━━━━━ Records shown

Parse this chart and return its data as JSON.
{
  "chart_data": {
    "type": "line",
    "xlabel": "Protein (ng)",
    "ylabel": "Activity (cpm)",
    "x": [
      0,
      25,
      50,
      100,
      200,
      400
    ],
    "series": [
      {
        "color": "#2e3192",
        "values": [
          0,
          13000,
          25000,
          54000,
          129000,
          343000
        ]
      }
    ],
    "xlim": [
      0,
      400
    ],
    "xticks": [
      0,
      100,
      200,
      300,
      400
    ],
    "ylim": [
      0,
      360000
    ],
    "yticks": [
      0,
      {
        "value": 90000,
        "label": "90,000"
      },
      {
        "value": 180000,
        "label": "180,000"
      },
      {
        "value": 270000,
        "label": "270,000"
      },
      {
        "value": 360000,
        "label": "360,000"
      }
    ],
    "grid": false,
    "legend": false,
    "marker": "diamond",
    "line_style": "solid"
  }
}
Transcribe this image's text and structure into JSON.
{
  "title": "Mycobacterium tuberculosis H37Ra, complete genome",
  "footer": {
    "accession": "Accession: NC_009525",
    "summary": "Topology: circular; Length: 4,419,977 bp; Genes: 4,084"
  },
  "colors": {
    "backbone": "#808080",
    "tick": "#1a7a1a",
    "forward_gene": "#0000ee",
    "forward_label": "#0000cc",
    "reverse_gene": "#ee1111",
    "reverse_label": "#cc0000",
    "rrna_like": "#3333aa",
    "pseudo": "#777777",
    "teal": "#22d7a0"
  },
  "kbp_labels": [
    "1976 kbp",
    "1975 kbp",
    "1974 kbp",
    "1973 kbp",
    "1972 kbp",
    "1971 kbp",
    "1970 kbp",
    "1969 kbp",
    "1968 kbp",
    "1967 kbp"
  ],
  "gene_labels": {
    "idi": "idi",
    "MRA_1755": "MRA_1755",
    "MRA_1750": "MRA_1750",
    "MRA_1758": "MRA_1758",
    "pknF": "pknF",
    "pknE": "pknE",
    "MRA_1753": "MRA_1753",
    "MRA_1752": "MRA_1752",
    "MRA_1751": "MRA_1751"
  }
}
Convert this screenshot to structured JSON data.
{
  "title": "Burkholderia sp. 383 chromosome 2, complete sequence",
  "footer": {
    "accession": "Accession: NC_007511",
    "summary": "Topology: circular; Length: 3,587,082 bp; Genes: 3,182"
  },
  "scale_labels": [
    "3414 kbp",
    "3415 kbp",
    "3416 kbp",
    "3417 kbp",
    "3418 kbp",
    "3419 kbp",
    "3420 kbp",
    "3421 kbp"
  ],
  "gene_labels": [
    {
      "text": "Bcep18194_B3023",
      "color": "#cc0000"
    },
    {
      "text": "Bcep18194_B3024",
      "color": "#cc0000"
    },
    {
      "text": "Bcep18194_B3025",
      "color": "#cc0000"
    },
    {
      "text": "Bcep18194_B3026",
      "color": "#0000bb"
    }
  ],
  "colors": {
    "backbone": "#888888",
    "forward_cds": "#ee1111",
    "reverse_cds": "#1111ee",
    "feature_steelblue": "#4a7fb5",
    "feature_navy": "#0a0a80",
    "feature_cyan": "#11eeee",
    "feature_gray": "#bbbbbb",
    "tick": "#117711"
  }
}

━━━━━━━━━━

Directions for this task:
Reproduce every entry above exactly as it was written.

Your solution:
Parse this chart and return its data as JSON.
{
  "chart_data": {
    "type": "line",
    "xlabel": "Protein (ng)",
    "ylabel": "Activity (cpm)",
    "x": [
      0,
      25,
      50,
      100,
      200,
      400
    ],
    "series": [
      {
        "color": "#2e3192",
        "values": [
          0,
          13000,
          25000,
          54000,
          129000,
          343000
        ]
      }
    ],
    "xlim": [
      0,
      400
    ],
    "xticks": [
      0,
      100,
      200,
      300,
      400
    ],
    "ylim": [
      0,
      360000
    ],
    "yticks": [
      0,
      {
        "value": 90000,
        "label": "90,000"
      },
      {
        "value": 180000,
        "label": "180,000"
      },
      {
        "value": 270000,
        "label": "270,000"
      },
      {
        "value": 360000,
        "label": "360,000"
      }
    ],
    "grid": false,
    "legend": false,
    "marker": "diamond",
    "line_style": "solid"
  }
}
Transcribe this image's text and structure into JSON.
{
  "title": "Mycobacterium tuberculosis H37Ra, complete genome",
  "footer": {
    "accession": "Accession: NC_009525",
    "summary": "Topology: circular; Length: 4,419,977 bp; Genes: 4,084"
  },
  "colors": {
    "backbone": "#808080",
    "tick": "#1a7a1a",
    "forward_gene": "#0000ee",
    "forward_label": "#0000cc",
    "reverse_gene": "#ee1111",
    "reverse_label": "#cc0000",
    "rrna_like": "#3333aa",
    "pseudo": "#777777",
    "teal": "#22d7a0"
  },
  "kbp_labels": [
    "1976 kbp",
    "1975 kbp",
    "1974 kbp",
    "1973 kbp",
    "1972 kbp",
    "1971 kbp",
    "1970 kbp",
    "1969 kbp",
    "1968 kbp",
    "1967 kbp"
  ],
  "gene_labels": {
    "idi": "idi",
    "MRA_1755": "MRA_1755",
    "MRA_1750": "MRA_1750",
    "MRA_1758": "MRA_1758",
    "pknF": "pknF",
    "pknE": "pknE",
    "MRA_1753": "MRA_1753",
    "MRA_1752": "MRA_1752",
    "MRA_1751": "MRA_1751"
  }
}
Convert this screenshot to structured JSON data.
{
  "title": "Burkholderia sp. 383 chromosome 2, complete sequence",
  "footer": {
    "accession": "Accession: NC_007511",
    "summary": "Topology: circular; Length: 3,587,082 bp; Genes: 3,182"
  },
  "scale_labels": [
    "3414 kbp",
    "3415 kbp",
    "3416 kbp",
    "3417 kbp",
    "3418 kbp",
    "3419 kbp",
    "3420 kbp",
    "3421 kbp"
  ],
  "gene_labels": [
    {
      "text": "Bcep18194_B3023",
      "color": "#cc0000"
    },
    {
      "text": "Bcep18194_B3024",
      "color": "#cc0000"
    },
    {
      "text": "Bcep18194_B3025",
      "color": "#cc0000"
    },
    {
      "text": "Bcep18194_B3026",
      "color": "#0000bb"
    }
  ],
  "colors": {
    "backbone": "#888888",
    "forward_cds": "#ee1111",
    "reverse_cds": "#1111ee",
    "feature_steelblue": "#4a7fb5",
    "feature_navy": "#0a0a80",
    "feature_cyan": "#11eeee",
    "feature_gray": "#bbbbbb",
    "tick": "#117711"
  }
}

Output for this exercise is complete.